[START]
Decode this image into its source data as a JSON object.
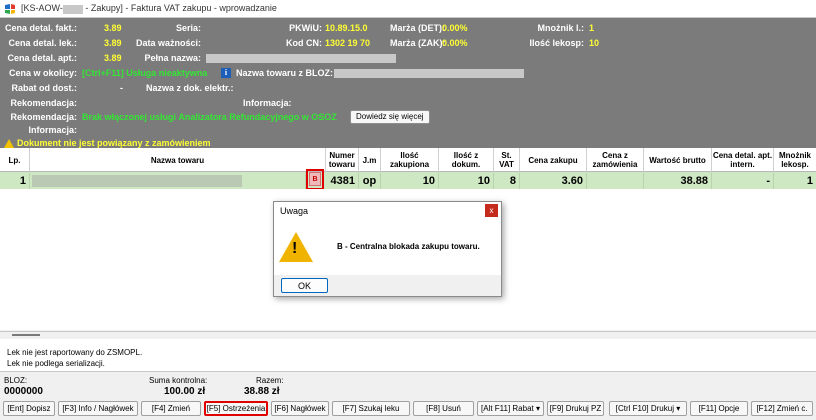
{
  "titlebar": {
    "title_prefix": "[KS-AOW-",
    "title_suffix": " - Zakupy] - Faktura VAT zakupu - wprowadzanie"
  },
  "info": {
    "cena_detal_fakt_label": "Cena detal. fakt.:",
    "cena_detal_fakt_value": "3.89",
    "cena_detal_lek_label": "Cena detal. lek.:",
    "cena_detal_lek_value": "3.89",
    "cena_detal_apt_label": "Cena detal. apt.:",
    "cena_detal_apt_value": "3.89",
    "seria_label": "Seria:",
    "data_waznosci_label": "Data ważności:",
    "pelna_nazwa_label": "Pełna nazwa:",
    "pkwiu_label": "PKWiU:",
    "pkwiu_value": "10.89.15.0",
    "kod_cn_label": "Kod CN:",
    "kod_cn_value": "1302 19 70",
    "marza_det_label": "Marża (DET):",
    "marza_det_value": "0.00%",
    "marza_zak_label": "Marża (ZAK):",
    "marza_zak_value": "0.00%",
    "mnoznik_label": "Mnożnik l.:",
    "mnoznik_value": "1",
    "ilosc_lekosp_label": "Ilość lekosp:",
    "ilosc_lekosp_value": "10",
    "cena_w_okolicy_label": "Cena w okolicy:",
    "cena_w_okolicy_value": "[Ctrl+F11] Usługa nieaktywna",
    "nazwa_bloz_label": "Nazwa towaru z BLOZ:",
    "rabat_label": "Rabat od dost.:",
    "rabat_value": "-",
    "nazwa_dok_label": "Nazwa z dok. elektr.:",
    "rekomendacja_label": "Rekomendacja:",
    "informacja_label": "Informacja:",
    "rekomendacja2_label": "Rekomendacja:",
    "rekomendacja2_value": "Brak włączonej usługi Analizatora Refundacyjnego w OSOZ",
    "dowiedz_button": "Dowiedz się więcej",
    "informacja2_label": "Informacja:",
    "warning_text": "Dokument nie jest powiązany z zamówieniem"
  },
  "grid": {
    "headers": {
      "lp": "Lp.",
      "nazwa": "Nazwa towaru",
      "numer": "Numer towaru",
      "jm": "J.m",
      "ilosc_zak": "Ilość zakupiona",
      "ilosc_dok": "Ilość z dokum.",
      "st_vat": "St. VAT",
      "cena_zakupu": "Cena zakupu",
      "cena_zam": "Cena z zamówienia",
      "wartosc": "Wartość brutto",
      "cena_detal_apt": "Cena detal. apt. intern.",
      "mnoznik": "Mnożnik lekosp."
    },
    "row": {
      "lp": "1",
      "marker": "B",
      "numer": "4381",
      "jm": "op",
      "ilosc_zak": "10",
      "ilosc_dok": "10",
      "st_vat": "8",
      "cena_zakupu": "3.60",
      "cena_zam": "",
      "wartosc": "38.88",
      "cena_detal_apt": "-",
      "mnoznik": "1"
    }
  },
  "dialog": {
    "title": "Uwaga",
    "close": "x",
    "message": "B - Centralna blokada zakupu towaru.",
    "ok": "OK"
  },
  "notes": {
    "line1": "Lek nie jest raportowany do ZSMOPL.",
    "line2": "Lek nie podlega serializacji."
  },
  "status": {
    "bloz_label": "BLOZ:",
    "bloz_value": "0000000",
    "suma_label": "Suma kontrolna:",
    "suma_value": "100.00 zł",
    "razem_label": "Razem:",
    "razem_value": "38.88 zł"
  },
  "fkeys": {
    "ent": "[Ent] Dopisz",
    "f3": "[F3] Info / Nagłówek",
    "f4": "[F4] Zmień",
    "f5": "[F5] Ostrzeżenia",
    "f6": "[F6] Nagłówek",
    "f7": "[F7] Szukaj leku",
    "f8": "[F8] Usuń",
    "altf11": "[Alt F11] Rabat ▾",
    "f9": "[F9] Drukuj PZ",
    "ctrlf10": "[Ctrl F10] Drukuj ▾",
    "f11": "[F11] Opcje",
    "f12": "[F12] Zmień c."
  },
  "colors": {
    "info_bg": "#7b7b7b",
    "value_yellow": "#ffff33",
    "value_green": "#33e633",
    "row_selected": "#cfe8c4",
    "highlight_red": "#e00000"
  }
}
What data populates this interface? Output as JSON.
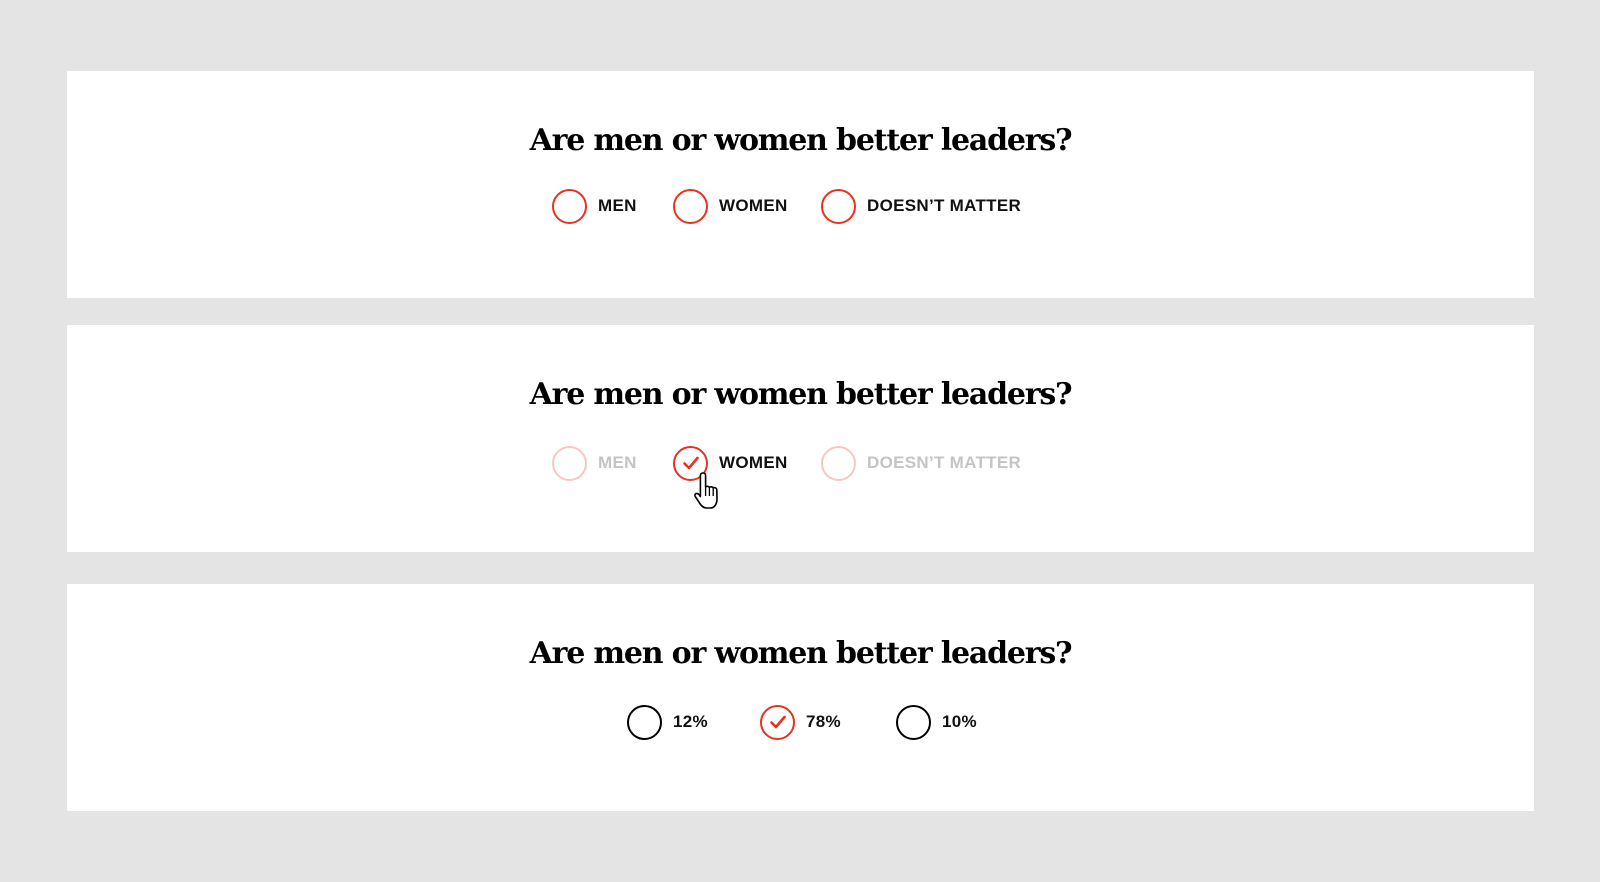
{
  "polls": [
    {
      "question": "Are men or women better leaders?",
      "options": [
        {
          "label": "MEN",
          "state": "unselected"
        },
        {
          "label": "WOMEN",
          "state": "unselected"
        },
        {
          "label": "DOESN’T MATTER",
          "state": "unselected"
        }
      ]
    },
    {
      "question": "Are men or women better leaders?",
      "options": [
        {
          "label": "MEN",
          "state": "faded"
        },
        {
          "label": "WOMEN",
          "state": "selected"
        },
        {
          "label": "DOESN’T MATTER",
          "state": "faded"
        }
      ],
      "cursor": "hand-pointer-icon"
    },
    {
      "question": "Are men or women better leaders?",
      "options": [
        {
          "label": "12%",
          "state": "result"
        },
        {
          "label": "78%",
          "state": "selected"
        },
        {
          "label": "10%",
          "state": "result"
        }
      ]
    }
  ],
  "colors": {
    "accent": "#e8321f",
    "faded_ring": "#f6c8c2",
    "faded_text": "#c4c4c4",
    "background": "#e4e4e4",
    "panel": "#ffffff"
  }
}
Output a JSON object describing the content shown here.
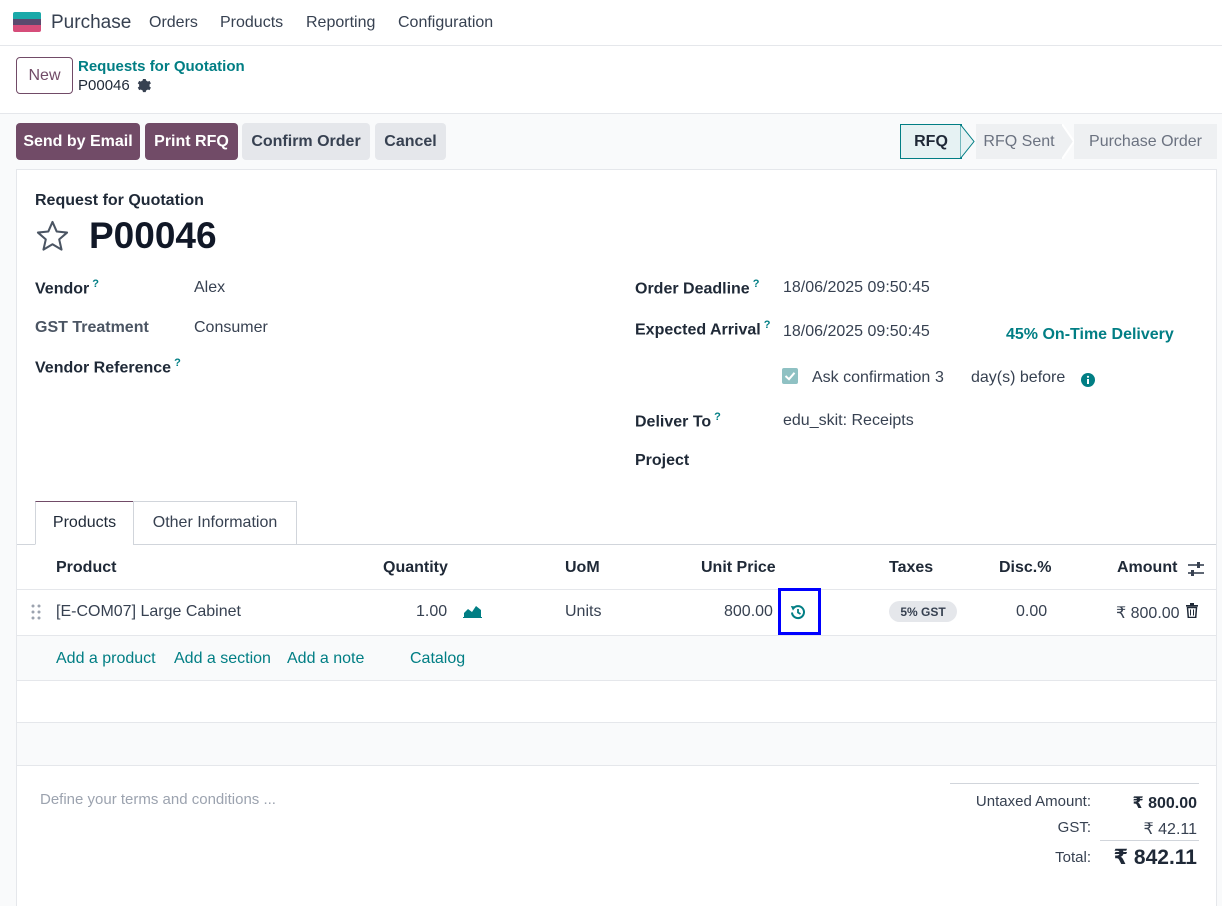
[END]
WHAT IS ASKED — Write out every line above exactly as it is, leaving out the pictures.

THE COMPLETED TASK —
Decode this image into its source data as a JSON object.
{
  "titlebar": {
    "title_prefix": "[KS-AOW-",
    "title_suffix": " - Zakupy] - Faktura VAT zakupu - wprowadzanie"
  },
  "info": {
    "cena_detal_fakt_label": "Cena detal. fakt.:",
    "cena_detal_fakt_value": "3.89",
    "cena_detal_lek_label": "Cena detal. lek.:",
    "cena_detal_lek_value": "3.89",
    "cena_detal_apt_label": "Cena detal. apt.:",
    "cena_detal_apt_value": "3.89",
    "seria_label": "Seria:",
    "data_waznosci_label": "Data ważności:",
    "pelna_nazwa_label": "Pełna nazwa:",
    "pkwiu_label": "PKWiU:",
    "pkwiu_value": "10.89.15.0",
    "kod_cn_label": "Kod CN:",
    "kod_cn_value": "1302 19 70",
    "marza_det_label": "Marża (DET):",
    "marza_det_value": "0.00%",
    "marza_zak_label": "Marża (ZAK):",
    "marza_zak_value": "0.00%",
    "mnoznik_label": "Mnożnik l.:",
    "mnoznik_value": "1",
    "ilosc_lekosp_label": "Ilość lekosp:",
    "ilosc_lekosp_value": "10",
    "cena_w_okolicy_label": "Cena w okolicy:",
    "cena_w_okolicy_value": "[Ctrl+F11] Usługa nieaktywna",
    "nazwa_bloz_label": "Nazwa towaru z BLOZ:",
    "rabat_label": "Rabat od dost.:",
    "rabat_value": "-",
    "nazwa_dok_label": "Nazwa z dok. elektr.:",
    "rekomendacja_label": "Rekomendacja:",
    "informacja_label": "Informacja:",
    "rekomendacja2_label": "Rekomendacja:",
    "rekomendacja2_value": "Brak włączonej usługi Analizatora Refundacyjnego w OSOZ",
    "dowiedz_button": "Dowiedz się więcej",
    "informacja2_label": "Informacja:",
    "warning_text": "Dokument nie jest powiązany z zamówieniem"
  },
  "grid": {
    "headers": {
      "lp": "Lp.",
      "nazwa": "Nazwa towaru",
      "numer": "Numer towaru",
      "jm": "J.m",
      "ilosc_zak": "Ilość zakupiona",
      "ilosc_dok": "Ilość z dokum.",
      "st_vat": "St. VAT",
      "cena_zakupu": "Cena zakupu",
      "cena_zam": "Cena z zamówienia",
      "wartosc": "Wartość brutto",
      "cena_detal_apt": "Cena detal. apt. intern.",
      "mnoznik": "Mnożnik lekosp."
    },
    "row": {
      "lp": "1",
      "marker": "B",
      "numer": "4381",
      "jm": "op",
      "ilosc_zak": "10",
      "ilosc_dok": "10",
      "st_vat": "8",
      "cena_zakupu": "3.60",
      "cena_zam": "",
      "wartosc": "38.88",
      "cena_detal_apt": "-",
      "mnoznik": "1"
    }
  },
  "dialog": {
    "title": "Uwaga",
    "close": "x",
    "message": "B - Centralna blokada zakupu towaru.",
    "ok": "OK"
  },
  "notes": {
    "line1": "Lek nie jest raportowany do ZSMOPL.",
    "line2": "Lek nie podlega serializacji."
  },
  "status": {
    "bloz_label": "BLOZ:",
    "bloz_value": "0000000",
    "suma_label": "Suma kontrolna:",
    "suma_value": "100.00 zł",
    "razem_label": "Razem:",
    "razem_value": "38.88 zł"
  },
  "fkeys": {
    "ent": "[Ent] Dopisz",
    "f3": "[F3] Info / Nagłówek",
    "f4": "[F4] Zmień",
    "f5": "[F5] Ostrzeżenia",
    "f6": "[F6] Nagłówek",
    "f7": "[F7] Szukaj leku",
    "f8": "[F8] Usuń",
    "altf11": "[Alt F11] Rabat ▾",
    "f9": "[F9] Drukuj PZ",
    "ctrlf10": "[Ctrl F10] Drukuj ▾",
    "f11": "[F11] Opcje",
    "f12": "[F12] Zmień c."
  },
  "colors": {
    "info_bg": "#7b7b7b",
    "value_yellow": "#ffff33",
    "value_green": "#33e633",
    "row_selected": "#cfe8c4",
    "highlight_red": "#e00000"
  }
}
What data populates this interface? Output as JSON.
{
  "polls": [
    {
      "question": "Are men or women better leaders?",
      "options": [
        {
          "label": "MEN",
          "state": "unselected"
        },
        {
          "label": "WOMEN",
          "state": "unselected"
        },
        {
          "label": "DOESN’T MATTER",
          "state": "unselected"
        }
      ]
    },
    {
      "question": "Are men or women better leaders?",
      "options": [
        {
          "label": "MEN",
          "state": "faded"
        },
        {
          "label": "WOMEN",
          "state": "selected"
        },
        {
          "label": "DOESN’T MATTER",
          "state": "faded"
        }
      ],
      "cursor": "hand-pointer-icon"
    },
    {
      "question": "Are men or women better leaders?",
      "options": [
        {
          "label": "12%",
          "state": "result"
        },
        {
          "label": "78%",
          "state": "selected"
        },
        {
          "label": "10%",
          "state": "result"
        }
      ]
    }
  ],
  "colors": {
    "accent": "#e8321f",
    "faded_ring": "#f6c8c2",
    "faded_text": "#c4c4c4",
    "background": "#e4e4e4",
    "panel": "#ffffff"
  }
}
Output a JSON object describing the content shown here.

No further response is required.